::: DOCUMENT SECTION :::

Asked who his business partners were , Uyanneh declined to answer without a lawyer present. He said he arrived in Cebu in Feburary 2007 and decided to settle here since he found the place peaceful.

The NBI said it would file charges today against Uyanneh for selling illegal drugs, a violation of Republic Act 9165 or the Comprehensive Dangerous Drugs Act of 2002.

If prosecutors find strong evidence against him, no bail would be granted.

Illegal trade or possession of more than 50 grams of shabu is punishable by life imprisonment and a fine of P500,000 to P10 million upon convction.

The arrest was the third NBI 7 operation within the past two months against persons involved in illegal drugs.

On Sept. 29, 2011, a Kenyan woman, Asha Atieno Ogutu was intercepted with three kilos of shabu in the false bottom of her checked-in luggage upon her arrival at the Mactan International Airport from Doha, Qatar.

The drugs were valued at P18 million.

::: RECORDS TO USE :::

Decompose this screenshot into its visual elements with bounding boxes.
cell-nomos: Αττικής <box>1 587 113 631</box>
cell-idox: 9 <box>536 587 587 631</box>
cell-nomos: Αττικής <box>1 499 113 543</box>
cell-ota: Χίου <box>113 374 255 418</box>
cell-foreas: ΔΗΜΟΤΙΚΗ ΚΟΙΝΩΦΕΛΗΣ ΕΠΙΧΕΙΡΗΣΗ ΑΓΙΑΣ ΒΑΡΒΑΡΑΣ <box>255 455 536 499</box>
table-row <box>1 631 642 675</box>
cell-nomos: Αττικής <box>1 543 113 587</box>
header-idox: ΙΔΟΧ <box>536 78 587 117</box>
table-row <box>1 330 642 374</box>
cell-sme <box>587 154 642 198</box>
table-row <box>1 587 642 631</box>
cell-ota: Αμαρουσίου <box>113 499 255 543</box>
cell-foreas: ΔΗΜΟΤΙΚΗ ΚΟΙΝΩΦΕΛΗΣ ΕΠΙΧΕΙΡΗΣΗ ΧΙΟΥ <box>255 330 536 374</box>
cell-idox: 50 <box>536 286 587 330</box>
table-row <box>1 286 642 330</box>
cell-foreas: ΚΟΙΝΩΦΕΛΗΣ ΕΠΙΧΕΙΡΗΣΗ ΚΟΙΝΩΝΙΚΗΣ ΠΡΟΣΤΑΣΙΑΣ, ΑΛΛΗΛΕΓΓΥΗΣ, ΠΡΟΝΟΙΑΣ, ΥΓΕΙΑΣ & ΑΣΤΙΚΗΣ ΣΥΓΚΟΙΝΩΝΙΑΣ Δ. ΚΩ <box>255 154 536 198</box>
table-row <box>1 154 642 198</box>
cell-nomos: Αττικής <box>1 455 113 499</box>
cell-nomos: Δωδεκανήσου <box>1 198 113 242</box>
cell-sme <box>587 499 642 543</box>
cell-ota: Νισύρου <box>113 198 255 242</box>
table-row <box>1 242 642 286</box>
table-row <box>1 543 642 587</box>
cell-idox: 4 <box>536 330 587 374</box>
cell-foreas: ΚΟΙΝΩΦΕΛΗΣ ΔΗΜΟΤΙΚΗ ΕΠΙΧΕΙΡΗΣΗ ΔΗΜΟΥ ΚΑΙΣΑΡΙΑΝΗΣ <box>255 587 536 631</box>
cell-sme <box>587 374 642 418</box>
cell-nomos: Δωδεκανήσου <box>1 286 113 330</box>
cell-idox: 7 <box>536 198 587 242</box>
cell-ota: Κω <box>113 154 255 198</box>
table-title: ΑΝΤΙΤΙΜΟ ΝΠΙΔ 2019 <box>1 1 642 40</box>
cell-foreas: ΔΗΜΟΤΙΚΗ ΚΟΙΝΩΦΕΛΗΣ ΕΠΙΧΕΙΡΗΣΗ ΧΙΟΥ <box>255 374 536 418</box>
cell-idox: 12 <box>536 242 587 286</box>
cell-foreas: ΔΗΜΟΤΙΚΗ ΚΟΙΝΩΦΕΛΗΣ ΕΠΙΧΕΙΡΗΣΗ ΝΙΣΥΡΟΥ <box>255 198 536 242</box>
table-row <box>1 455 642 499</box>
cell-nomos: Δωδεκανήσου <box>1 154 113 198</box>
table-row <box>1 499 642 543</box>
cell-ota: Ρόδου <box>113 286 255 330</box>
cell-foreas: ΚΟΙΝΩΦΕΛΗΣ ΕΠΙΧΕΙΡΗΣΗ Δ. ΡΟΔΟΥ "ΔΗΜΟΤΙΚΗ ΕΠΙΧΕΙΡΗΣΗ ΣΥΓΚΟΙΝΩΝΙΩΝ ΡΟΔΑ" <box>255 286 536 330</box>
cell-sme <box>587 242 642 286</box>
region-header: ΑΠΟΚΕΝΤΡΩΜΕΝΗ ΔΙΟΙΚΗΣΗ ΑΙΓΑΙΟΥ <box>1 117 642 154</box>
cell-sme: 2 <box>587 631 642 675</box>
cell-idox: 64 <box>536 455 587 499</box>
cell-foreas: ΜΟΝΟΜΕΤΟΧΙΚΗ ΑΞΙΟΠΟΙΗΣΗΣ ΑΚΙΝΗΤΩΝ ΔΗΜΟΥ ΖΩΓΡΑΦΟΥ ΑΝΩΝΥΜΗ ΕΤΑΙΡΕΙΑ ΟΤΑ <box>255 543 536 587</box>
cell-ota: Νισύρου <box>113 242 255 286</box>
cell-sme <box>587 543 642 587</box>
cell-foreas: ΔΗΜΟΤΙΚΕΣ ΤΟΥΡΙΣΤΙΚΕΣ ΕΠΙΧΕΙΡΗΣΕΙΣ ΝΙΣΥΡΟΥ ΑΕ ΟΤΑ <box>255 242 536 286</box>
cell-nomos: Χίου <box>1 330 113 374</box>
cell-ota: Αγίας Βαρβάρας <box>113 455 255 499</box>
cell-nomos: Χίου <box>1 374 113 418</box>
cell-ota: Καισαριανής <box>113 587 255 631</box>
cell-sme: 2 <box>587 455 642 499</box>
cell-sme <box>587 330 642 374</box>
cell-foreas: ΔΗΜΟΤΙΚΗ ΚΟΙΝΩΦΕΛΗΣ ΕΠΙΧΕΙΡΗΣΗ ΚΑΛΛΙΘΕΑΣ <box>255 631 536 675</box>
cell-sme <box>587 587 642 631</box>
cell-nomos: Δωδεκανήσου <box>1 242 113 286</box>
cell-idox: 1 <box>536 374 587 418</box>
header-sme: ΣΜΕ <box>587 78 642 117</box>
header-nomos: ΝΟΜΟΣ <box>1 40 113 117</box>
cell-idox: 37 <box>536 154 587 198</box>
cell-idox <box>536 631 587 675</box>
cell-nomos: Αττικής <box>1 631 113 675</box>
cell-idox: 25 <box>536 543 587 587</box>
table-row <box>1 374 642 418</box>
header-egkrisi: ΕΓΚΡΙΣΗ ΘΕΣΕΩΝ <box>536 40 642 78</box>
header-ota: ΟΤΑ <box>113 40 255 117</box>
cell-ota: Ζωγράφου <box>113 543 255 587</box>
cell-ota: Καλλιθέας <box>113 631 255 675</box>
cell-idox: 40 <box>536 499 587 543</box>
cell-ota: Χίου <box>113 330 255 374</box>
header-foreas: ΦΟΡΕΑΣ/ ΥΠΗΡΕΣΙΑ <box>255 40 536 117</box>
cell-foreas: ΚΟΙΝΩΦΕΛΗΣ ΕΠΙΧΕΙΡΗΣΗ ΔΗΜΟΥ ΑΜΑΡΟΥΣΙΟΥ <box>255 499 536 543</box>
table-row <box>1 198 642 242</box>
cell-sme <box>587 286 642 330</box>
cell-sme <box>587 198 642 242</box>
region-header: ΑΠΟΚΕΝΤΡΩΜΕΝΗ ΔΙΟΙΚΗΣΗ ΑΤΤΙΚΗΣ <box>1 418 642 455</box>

:::

REQUIREMENT 1:
Print the part of the drug arrest article that runs from "Asked who his" to "would be granted.", word for word.
REQUIREMENT 2:
Output the records verbatim, starting at their first line and ending with the line that contains "table-row <box>1 631 642 675</box>", including both of those lines.

WORKED ANSWER 1:
Asked who his business partners were , Uyanneh declined to answer without a lawyer present. He said he arrived in Cebu in Feburary 2007 and decided to settle here since he found the place peaceful.

The NBI said it would file charges today against Uyanneh for selling illegal drugs, a violation of Republic Act 9165 or the Comprehensive Dangerous Drugs Act of 2002.

If prosecutors find strong evidence against him, no bail would be granted.

WORKED ANSWER 2:
Decompose this screenshot into its visual elements with bounding boxes.
cell-nomos: Αττικής <box>1 587 113 631</box>
cell-idox: 9 <box>536 587 587 631</box>
cell-nomos: Αττικής <box>1 499 113 543</box>
cell-ota: Χίου <box>113 374 255 418</box>
cell-foreas: ΔΗΜΟΤΙΚΗ ΚΟΙΝΩΦΕΛΗΣ ΕΠΙΧΕΙΡΗΣΗ ΑΓΙΑΣ ΒΑΡΒΑΡΑΣ <box>255 455 536 499</box>
table-row <box>1 631 642 675</box>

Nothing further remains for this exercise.